> _Stated problem_
Reply with one number only: the count of lines below that contain the word "ordinateur".

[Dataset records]
--- start ---
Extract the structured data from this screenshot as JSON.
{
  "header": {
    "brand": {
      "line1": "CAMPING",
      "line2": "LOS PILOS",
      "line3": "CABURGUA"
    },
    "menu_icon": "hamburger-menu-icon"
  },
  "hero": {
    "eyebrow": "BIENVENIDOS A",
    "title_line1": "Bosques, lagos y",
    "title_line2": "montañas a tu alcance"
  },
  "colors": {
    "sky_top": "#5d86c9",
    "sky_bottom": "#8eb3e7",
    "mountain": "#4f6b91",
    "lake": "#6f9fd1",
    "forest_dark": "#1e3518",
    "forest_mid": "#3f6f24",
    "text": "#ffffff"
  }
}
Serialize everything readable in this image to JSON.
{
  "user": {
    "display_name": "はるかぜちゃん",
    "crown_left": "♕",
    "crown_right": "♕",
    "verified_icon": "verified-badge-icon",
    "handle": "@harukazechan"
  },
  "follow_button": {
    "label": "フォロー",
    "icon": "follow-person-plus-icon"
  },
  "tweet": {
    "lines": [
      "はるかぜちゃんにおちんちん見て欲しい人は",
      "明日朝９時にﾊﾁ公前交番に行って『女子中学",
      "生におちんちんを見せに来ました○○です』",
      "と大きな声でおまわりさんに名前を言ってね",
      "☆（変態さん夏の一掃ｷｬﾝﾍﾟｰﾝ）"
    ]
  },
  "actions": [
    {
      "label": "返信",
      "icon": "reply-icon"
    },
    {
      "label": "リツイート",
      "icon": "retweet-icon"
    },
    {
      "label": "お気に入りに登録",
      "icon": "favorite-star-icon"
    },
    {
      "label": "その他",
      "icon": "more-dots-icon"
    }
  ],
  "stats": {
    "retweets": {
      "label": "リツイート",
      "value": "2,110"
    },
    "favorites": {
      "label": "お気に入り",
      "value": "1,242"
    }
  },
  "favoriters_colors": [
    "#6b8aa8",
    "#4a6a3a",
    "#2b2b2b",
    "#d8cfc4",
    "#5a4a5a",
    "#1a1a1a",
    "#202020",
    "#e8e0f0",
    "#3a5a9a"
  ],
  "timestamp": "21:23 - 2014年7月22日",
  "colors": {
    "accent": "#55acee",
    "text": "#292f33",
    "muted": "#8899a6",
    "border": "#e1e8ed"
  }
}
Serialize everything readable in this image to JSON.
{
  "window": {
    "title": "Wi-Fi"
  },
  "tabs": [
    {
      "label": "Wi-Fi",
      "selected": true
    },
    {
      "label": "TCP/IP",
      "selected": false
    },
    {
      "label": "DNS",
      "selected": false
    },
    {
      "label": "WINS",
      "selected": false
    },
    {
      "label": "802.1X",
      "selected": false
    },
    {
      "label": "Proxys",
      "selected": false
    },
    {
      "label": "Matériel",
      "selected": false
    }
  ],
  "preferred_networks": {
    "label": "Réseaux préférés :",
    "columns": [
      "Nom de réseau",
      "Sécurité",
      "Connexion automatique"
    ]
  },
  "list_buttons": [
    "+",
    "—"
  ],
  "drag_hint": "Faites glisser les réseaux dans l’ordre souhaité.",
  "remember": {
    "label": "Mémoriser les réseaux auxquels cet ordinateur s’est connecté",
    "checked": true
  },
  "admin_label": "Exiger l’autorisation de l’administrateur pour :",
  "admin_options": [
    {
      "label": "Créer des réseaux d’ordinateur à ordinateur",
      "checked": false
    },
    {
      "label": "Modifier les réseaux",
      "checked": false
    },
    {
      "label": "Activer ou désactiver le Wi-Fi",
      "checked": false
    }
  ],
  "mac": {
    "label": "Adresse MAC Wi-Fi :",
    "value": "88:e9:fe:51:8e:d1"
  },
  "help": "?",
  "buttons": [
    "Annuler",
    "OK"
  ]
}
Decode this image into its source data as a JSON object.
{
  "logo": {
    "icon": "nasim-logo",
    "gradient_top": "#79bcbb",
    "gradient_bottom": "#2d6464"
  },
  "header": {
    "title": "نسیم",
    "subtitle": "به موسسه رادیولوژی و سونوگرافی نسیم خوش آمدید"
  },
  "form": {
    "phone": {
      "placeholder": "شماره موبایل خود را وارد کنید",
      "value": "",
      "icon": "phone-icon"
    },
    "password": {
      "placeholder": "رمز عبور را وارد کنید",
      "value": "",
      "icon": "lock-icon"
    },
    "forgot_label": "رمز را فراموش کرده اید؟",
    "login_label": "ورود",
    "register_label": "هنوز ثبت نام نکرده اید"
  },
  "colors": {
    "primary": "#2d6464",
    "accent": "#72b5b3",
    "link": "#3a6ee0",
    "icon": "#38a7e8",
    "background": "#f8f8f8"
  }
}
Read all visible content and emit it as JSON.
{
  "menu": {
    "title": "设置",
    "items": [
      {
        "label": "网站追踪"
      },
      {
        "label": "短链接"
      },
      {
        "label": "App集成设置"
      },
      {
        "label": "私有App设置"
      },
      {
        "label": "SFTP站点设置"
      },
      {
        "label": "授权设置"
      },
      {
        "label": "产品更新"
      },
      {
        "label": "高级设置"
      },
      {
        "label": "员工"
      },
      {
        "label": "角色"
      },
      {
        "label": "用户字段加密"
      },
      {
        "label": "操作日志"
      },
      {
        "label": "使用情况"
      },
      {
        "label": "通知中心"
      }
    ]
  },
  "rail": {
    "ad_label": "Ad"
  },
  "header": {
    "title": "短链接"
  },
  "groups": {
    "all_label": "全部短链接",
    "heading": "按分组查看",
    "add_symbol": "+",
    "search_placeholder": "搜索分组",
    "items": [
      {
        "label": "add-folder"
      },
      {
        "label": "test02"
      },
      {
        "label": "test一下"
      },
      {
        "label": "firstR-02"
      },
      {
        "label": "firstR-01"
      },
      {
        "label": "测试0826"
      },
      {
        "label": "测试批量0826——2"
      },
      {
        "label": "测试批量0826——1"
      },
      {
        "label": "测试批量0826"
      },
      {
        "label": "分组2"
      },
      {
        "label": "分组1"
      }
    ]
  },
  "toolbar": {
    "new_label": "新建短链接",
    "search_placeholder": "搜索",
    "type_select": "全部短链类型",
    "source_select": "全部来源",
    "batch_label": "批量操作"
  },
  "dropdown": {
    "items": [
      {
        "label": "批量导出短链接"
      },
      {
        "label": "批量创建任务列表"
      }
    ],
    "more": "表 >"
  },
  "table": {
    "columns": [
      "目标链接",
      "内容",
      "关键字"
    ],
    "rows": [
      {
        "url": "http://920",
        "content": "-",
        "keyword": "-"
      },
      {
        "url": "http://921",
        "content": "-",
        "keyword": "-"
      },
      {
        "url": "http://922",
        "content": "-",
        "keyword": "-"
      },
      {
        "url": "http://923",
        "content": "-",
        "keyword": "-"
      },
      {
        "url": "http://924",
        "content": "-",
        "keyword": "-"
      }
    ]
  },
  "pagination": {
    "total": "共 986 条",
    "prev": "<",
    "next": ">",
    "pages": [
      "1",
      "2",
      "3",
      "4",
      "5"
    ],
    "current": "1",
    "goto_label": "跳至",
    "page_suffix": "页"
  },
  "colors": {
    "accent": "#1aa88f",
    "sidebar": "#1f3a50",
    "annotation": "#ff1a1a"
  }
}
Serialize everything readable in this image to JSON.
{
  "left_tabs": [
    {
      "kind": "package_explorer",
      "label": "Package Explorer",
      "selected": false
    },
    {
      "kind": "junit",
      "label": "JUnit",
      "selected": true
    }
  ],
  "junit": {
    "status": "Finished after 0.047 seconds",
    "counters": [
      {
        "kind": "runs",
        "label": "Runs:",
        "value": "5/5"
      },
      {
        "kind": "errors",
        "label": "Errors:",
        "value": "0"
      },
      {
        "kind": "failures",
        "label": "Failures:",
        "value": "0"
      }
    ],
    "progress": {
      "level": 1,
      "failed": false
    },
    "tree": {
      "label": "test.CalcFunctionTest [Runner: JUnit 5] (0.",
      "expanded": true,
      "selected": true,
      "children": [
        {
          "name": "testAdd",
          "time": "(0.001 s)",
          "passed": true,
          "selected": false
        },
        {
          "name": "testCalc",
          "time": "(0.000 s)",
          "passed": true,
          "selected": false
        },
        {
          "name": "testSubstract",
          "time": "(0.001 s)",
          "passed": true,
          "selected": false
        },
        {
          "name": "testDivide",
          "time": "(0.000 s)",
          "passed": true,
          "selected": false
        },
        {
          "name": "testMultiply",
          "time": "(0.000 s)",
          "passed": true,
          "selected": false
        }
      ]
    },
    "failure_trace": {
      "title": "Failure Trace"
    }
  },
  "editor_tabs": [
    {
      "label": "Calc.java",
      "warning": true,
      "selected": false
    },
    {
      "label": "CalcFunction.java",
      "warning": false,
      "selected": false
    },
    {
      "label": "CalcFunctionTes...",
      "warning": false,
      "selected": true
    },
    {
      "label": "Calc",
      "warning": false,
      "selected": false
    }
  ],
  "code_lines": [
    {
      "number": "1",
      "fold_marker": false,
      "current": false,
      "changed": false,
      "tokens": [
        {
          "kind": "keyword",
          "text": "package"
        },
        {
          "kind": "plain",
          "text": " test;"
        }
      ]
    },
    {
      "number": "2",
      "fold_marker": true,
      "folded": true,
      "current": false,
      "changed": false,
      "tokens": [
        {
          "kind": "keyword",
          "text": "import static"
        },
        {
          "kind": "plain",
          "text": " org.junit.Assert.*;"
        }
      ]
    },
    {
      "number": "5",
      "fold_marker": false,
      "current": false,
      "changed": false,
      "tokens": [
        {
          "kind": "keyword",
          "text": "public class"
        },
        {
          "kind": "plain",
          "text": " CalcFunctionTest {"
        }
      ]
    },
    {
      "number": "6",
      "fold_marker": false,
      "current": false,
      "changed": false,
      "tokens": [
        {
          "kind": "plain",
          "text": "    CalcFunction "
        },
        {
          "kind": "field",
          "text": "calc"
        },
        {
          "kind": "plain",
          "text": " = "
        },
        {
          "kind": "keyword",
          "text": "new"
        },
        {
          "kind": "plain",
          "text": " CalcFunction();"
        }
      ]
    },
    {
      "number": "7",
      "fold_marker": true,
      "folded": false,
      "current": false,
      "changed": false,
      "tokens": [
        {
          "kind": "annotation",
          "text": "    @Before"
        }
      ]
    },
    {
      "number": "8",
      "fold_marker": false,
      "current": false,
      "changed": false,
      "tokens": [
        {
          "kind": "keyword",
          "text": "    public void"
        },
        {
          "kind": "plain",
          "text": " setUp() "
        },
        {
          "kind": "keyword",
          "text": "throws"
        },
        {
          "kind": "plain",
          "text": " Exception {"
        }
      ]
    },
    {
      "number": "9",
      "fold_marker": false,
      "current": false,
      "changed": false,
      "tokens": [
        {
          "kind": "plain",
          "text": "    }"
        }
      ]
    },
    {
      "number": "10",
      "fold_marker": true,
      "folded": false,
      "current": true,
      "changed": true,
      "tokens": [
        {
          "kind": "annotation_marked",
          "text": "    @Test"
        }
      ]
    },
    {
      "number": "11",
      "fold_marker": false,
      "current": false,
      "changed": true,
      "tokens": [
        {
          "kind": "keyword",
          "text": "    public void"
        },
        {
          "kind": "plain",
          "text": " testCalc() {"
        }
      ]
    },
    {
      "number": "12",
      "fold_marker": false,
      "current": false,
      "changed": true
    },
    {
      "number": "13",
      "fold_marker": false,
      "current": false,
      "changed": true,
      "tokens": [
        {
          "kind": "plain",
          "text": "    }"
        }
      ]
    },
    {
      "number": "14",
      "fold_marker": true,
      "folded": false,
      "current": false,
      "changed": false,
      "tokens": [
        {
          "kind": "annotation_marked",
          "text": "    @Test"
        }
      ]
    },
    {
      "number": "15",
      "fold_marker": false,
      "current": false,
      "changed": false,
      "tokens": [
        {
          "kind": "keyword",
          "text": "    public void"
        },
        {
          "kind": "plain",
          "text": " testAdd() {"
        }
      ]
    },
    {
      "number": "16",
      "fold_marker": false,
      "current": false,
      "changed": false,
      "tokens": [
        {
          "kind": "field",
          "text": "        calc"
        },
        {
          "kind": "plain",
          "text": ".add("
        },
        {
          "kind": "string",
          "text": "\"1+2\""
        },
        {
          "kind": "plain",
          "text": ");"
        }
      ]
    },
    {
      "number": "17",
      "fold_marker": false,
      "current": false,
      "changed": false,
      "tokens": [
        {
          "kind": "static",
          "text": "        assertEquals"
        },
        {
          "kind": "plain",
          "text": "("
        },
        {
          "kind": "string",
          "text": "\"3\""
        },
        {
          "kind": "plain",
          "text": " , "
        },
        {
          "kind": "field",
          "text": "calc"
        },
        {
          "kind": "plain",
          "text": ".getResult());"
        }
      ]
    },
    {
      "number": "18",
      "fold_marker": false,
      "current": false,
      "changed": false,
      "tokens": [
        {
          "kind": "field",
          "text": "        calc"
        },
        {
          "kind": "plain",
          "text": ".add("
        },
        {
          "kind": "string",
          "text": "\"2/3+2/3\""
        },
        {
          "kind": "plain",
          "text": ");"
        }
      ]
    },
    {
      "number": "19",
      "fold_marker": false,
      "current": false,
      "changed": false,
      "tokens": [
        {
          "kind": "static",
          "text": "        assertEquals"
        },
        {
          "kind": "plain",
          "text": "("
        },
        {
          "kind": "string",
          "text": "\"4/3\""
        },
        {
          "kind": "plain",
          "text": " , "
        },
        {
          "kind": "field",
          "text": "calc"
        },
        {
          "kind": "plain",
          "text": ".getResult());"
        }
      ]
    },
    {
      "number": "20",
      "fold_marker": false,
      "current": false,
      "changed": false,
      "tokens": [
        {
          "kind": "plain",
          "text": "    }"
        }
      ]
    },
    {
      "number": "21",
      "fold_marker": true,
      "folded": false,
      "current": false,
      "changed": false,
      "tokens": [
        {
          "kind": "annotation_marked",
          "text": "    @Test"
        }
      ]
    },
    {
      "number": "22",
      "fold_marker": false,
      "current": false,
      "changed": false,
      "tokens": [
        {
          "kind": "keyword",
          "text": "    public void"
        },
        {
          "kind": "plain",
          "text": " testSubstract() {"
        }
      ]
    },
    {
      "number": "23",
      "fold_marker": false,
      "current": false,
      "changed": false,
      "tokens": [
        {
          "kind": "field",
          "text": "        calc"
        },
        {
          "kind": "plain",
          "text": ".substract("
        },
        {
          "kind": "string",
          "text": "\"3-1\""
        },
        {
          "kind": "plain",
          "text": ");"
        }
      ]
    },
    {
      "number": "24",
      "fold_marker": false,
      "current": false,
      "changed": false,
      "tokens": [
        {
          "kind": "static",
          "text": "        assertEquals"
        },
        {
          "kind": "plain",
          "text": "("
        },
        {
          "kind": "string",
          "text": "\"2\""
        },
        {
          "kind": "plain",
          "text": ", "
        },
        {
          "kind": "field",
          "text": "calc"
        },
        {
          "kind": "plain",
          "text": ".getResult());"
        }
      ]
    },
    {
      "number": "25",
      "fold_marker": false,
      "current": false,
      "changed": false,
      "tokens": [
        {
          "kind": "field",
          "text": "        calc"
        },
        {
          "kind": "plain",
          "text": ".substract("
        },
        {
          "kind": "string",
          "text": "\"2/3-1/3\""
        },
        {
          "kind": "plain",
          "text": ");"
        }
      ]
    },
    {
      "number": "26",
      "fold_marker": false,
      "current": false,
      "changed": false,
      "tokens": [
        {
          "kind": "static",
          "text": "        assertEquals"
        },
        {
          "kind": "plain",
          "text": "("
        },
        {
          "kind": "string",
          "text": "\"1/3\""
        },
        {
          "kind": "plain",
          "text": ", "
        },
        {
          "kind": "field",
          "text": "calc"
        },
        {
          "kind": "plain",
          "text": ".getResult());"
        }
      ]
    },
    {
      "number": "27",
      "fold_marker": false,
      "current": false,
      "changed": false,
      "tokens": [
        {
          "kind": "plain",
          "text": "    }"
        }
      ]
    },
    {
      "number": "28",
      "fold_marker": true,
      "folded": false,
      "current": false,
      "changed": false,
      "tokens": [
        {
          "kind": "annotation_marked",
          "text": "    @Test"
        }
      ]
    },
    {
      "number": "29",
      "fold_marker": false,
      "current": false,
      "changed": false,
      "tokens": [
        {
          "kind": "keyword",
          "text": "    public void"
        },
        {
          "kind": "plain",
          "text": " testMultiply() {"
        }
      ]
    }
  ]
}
--- end ---
> _Expected answer_
2